## TO DO
Restate the records below word for word.

···

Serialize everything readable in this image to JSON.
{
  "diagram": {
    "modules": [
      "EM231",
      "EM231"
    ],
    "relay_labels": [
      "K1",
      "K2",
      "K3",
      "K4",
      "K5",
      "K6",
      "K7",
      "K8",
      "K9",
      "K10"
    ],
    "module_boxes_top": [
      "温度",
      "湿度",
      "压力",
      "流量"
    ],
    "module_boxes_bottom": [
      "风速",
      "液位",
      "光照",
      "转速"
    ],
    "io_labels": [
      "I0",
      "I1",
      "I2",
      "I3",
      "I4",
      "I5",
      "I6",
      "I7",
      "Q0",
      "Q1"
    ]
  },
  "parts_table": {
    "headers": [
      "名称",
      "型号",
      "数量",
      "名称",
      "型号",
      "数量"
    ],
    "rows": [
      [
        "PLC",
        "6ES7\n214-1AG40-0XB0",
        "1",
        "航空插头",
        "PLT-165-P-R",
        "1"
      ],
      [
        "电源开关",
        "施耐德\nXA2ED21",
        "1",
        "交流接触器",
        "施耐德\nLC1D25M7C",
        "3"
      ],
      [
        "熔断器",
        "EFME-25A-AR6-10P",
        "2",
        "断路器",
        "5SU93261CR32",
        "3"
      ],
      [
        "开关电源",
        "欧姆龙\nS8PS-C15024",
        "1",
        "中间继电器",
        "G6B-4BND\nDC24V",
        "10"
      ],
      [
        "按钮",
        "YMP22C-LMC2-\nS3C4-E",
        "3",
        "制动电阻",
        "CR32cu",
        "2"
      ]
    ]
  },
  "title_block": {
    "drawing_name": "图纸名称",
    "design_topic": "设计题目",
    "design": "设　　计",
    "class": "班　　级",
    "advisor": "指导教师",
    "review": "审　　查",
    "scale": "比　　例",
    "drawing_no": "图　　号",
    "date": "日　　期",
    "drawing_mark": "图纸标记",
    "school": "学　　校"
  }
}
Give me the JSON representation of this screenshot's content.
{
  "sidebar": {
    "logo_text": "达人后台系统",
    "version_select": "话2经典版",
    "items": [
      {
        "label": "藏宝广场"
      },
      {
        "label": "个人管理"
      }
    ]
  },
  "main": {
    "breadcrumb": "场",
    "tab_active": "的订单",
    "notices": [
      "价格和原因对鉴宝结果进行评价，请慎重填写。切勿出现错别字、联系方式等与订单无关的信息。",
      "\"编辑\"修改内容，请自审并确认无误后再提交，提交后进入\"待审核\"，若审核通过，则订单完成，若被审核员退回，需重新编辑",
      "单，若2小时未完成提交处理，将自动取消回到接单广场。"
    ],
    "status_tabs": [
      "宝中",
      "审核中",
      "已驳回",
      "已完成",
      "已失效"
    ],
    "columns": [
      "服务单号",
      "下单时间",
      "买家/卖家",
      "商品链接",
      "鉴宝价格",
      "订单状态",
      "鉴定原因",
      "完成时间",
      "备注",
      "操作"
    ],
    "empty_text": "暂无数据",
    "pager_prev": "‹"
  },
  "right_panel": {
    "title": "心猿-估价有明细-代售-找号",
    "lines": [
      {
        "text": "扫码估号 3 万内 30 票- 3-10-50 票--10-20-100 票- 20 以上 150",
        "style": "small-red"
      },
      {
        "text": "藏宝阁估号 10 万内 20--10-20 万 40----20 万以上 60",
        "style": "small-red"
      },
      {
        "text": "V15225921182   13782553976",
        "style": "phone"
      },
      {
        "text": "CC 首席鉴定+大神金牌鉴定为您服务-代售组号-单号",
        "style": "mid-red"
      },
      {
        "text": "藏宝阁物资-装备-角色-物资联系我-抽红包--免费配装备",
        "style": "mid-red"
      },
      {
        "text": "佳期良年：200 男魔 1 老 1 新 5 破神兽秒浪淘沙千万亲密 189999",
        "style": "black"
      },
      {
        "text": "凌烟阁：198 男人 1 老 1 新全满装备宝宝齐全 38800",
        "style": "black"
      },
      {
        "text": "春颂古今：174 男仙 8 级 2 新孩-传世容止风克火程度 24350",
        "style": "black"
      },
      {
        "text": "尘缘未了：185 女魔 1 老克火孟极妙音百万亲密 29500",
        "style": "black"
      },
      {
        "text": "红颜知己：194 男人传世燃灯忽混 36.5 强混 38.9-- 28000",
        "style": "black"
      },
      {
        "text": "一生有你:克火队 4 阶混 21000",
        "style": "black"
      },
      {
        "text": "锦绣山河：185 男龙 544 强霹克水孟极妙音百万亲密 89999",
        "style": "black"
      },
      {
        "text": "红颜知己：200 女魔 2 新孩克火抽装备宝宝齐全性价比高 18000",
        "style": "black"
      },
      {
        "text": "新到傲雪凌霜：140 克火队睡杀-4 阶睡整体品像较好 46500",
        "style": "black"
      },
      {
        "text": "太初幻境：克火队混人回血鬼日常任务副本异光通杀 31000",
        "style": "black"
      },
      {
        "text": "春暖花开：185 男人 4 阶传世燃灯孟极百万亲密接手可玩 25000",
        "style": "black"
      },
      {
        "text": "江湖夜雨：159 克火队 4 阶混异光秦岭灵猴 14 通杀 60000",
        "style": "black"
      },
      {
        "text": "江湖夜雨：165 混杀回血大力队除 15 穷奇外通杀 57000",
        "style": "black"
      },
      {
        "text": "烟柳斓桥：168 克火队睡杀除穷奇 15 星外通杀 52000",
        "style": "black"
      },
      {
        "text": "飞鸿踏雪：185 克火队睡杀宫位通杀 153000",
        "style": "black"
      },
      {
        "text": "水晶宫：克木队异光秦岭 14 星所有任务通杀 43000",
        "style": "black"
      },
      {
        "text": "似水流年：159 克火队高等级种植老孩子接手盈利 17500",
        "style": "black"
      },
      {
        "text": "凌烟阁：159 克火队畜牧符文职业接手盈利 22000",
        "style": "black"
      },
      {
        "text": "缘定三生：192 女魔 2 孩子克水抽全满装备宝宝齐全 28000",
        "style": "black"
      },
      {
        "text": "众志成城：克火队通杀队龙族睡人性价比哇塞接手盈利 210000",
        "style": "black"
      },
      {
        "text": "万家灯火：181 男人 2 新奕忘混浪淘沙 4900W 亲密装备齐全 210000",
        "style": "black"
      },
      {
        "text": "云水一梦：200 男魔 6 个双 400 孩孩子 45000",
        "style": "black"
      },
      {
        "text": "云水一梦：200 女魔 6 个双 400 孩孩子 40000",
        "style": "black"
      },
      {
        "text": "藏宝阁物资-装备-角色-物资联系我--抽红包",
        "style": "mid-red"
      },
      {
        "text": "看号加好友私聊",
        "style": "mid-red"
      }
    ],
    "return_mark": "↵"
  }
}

···

## RESULT OF THE EXERCISE
Serialize everything readable in this image to JSON.
{
  "diagram": {
    "modules": [
      "EM231",
      "EM231"
    ],
    "relay_labels": [
      "K1",
      "K2",
      "K3",
      "K4",
      "K5",
      "K6",
      "K7",
      "K8",
      "K9",
      "K10"
    ],
    "module_boxes_top": [
      "温度",
      "湿度",
      "压力",
      "流量"
    ],
    "module_boxes_bottom": [
      "风速",
      "液位",
      "光照",
      "转速"
    ],
    "io_labels": [
      "I0",
      "I1",
      "I2",
      "I3",
      "I4",
      "I5",
      "I6",
      "I7",
      "Q0",
      "Q1"
    ]
  },
  "parts_table": {
    "headers": [
      "名称",
      "型号",
      "数量",
      "名称",
      "型号",
      "数量"
    ],
    "rows": [
      [
        "PLC",
        "6ES7\n214-1AG40-0XB0",
        "1",
        "航空插头",
        "PLT-165-P-R",
        "1"
      ],
      [
        "电源开关",
        "施耐德\nXA2ED21",
        "1",
        "交流接触器",
        "施耐德\nLC1D25M7C",
        "3"
      ],
      [
        "熔断器",
        "EFME-25A-AR6-10P",
        "2",
        "断路器",
        "5SU93261CR32",
        "3"
      ],
      [
        "开关电源",
        "欧姆龙\nS8PS-C15024",
        "1",
        "中间继电器",
        "G6B-4BND\nDC24V",
        "10"
      ],
      [
        "按钮",
        "YMP22C-LMC2-\nS3C4-E",
        "3",
        "制动电阻",
        "CR32cu",
        "2"
      ]
    ]
  },
  "title_block": {
    "drawing_name": "图纸名称",
    "design_topic": "设计题目",
    "design": "设　　计",
    "class": "班　　级",
    "advisor": "指导教师",
    "review": "审　　查",
    "scale": "比　　例",
    "drawing_no": "图　　号",
    "date": "日　　期",
    "drawing_mark": "图纸标记",
    "school": "学　　校"
  }
}
Give me the JSON representation of this screenshot's content.
{
  "sidebar": {
    "logo_text": "达人后台系统",
    "version_select": "话2经典版",
    "items": [
      {
        "label": "藏宝广场"
      },
      {
        "label": "个人管理"
      }
    ]
  },
  "main": {
    "breadcrumb": "场",
    "tab_active": "的订单",
    "notices": [
      "价格和原因对鉴宝结果进行评价，请慎重填写。切勿出现错别字、联系方式等与订单无关的信息。",
      "\"编辑\"修改内容，请自审并确认无误后再提交，提交后进入\"待审核\"，若审核通过，则订单完成，若被审核员退回，需重新编辑",
      "单，若2小时未完成提交处理，将自动取消回到接单广场。"
    ],
    "status_tabs": [
      "宝中",
      "审核中",
      "已驳回",
      "已完成",
      "已失效"
    ],
    "columns": [
      "服务单号",
      "下单时间",
      "买家/卖家",
      "商品链接",
      "鉴宝价格",
      "订单状态",
      "鉴定原因",
      "完成时间",
      "备注",
      "操作"
    ],
    "empty_text": "暂无数据",
    "pager_prev": "‹"
  },
  "right_panel": {
    "title": "心猿-估价有明细-代售-找号",
    "lines": [
      {
        "text": "扫码估号 3 万内 30 票- 3-10-50 票--10-20-100 票- 20 以上 150",
        "style": "small-red"
      },
      {
        "text": "藏宝阁估号 10 万内 20--10-20 万 40----20 万以上 60",
        "style": "small-red"
      },
      {
        "text": "V15225921182   13782553976",
        "style": "phone"
      },
      {
        "text": "CC 首席鉴定+大神金牌鉴定为您服务-代售组号-单号",
        "style": "mid-red"
      },
      {
        "text": "藏宝阁物资-装备-角色-物资联系我-抽红包--免费配装备",
        "style": "mid-red"
      },
      {
        "text": "佳期良年：200 男魔 1 老 1 新 5 破神兽秒浪淘沙千万亲密 189999",
        "style": "black"
      },
      {
        "text": "凌烟阁：198 男人 1 老 1 新全满装备宝宝齐全 38800",
        "style": "black"
      },
      {
        "text": "春颂古今：174 男仙 8 级 2 新孩-传世容止风克火程度 24350",
        "style": "black"
      },
      {
        "text": "尘缘未了：185 女魔 1 老克火孟极妙音百万亲密 29500",
        "style": "black"
      },
      {
        "text": "红颜知己：194 男人传世燃灯忽混 36.5 强混 38.9-- 28000",
        "style": "black"
      },
      {
        "text": "一生有你:克火队 4 阶混 21000",
        "style": "black"
      },
      {
        "text": "锦绣山河：185 男龙 544 强霹克水孟极妙音百万亲密 89999",
        "style": "black"
      },
      {
        "text": "红颜知己：200 女魔 2 新孩克火抽装备宝宝齐全性价比高 18000",
        "style": "black"
      },
      {
        "text": "新到傲雪凌霜：140 克火队睡杀-4 阶睡整体品像较好 46500",
        "style": "black"
      },
      {
        "text": "太初幻境：克火队混人回血鬼日常任务副本异光通杀 31000",
        "style": "black"
      },
      {
        "text": "春暖花开：185 男人 4 阶传世燃灯孟极百万亲密接手可玩 25000",
        "style": "black"
      },
      {
        "text": "江湖夜雨：159 克火队 4 阶混异光秦岭灵猴 14 通杀 60000",
        "style": "black"
      },
      {
        "text": "江湖夜雨：165 混杀回血大力队除 15 穷奇外通杀 57000",
        "style": "black"
      },
      {
        "text": "烟柳斓桥：168 克火队睡杀除穷奇 15 星外通杀 52000",
        "style": "black"
      },
      {
        "text": "飞鸿踏雪：185 克火队睡杀宫位通杀 153000",
        "style": "black"
      },
      {
        "text": "水晶宫：克木队异光秦岭 14 星所有任务通杀 43000",
        "style": "black"
      },
      {
        "text": "似水流年：159 克火队高等级种植老孩子接手盈利 17500",
        "style": "black"
      },
      {
        "text": "凌烟阁：159 克火队畜牧符文职业接手盈利 22000",
        "style": "black"
      },
      {
        "text": "缘定三生：192 女魔 2 孩子克水抽全满装备宝宝齐全 28000",
        "style": "black"
      },
      {
        "text": "众志成城：克火队通杀队龙族睡人性价比哇塞接手盈利 210000",
        "style": "black"
      },
      {
        "text": "万家灯火：181 男人 2 新奕忘混浪淘沙 4900W 亲密装备齐全 210000",
        "style": "black"
      },
      {
        "text": "云水一梦：200 男魔 6 个双 400 孩孩子 45000",
        "style": "black"
      },
      {
        "text": "云水一梦：200 女魔 6 个双 400 孩孩子 40000",
        "style": "black"
      },
      {
        "text": "藏宝阁物资-装备-角色-物资联系我--抽红包",
        "style": "mid-red"
      },
      {
        "text": "看号加好友私聊",
        "style": "mid-red"
      }
    ],
    "return_mark": "↵"
  }
}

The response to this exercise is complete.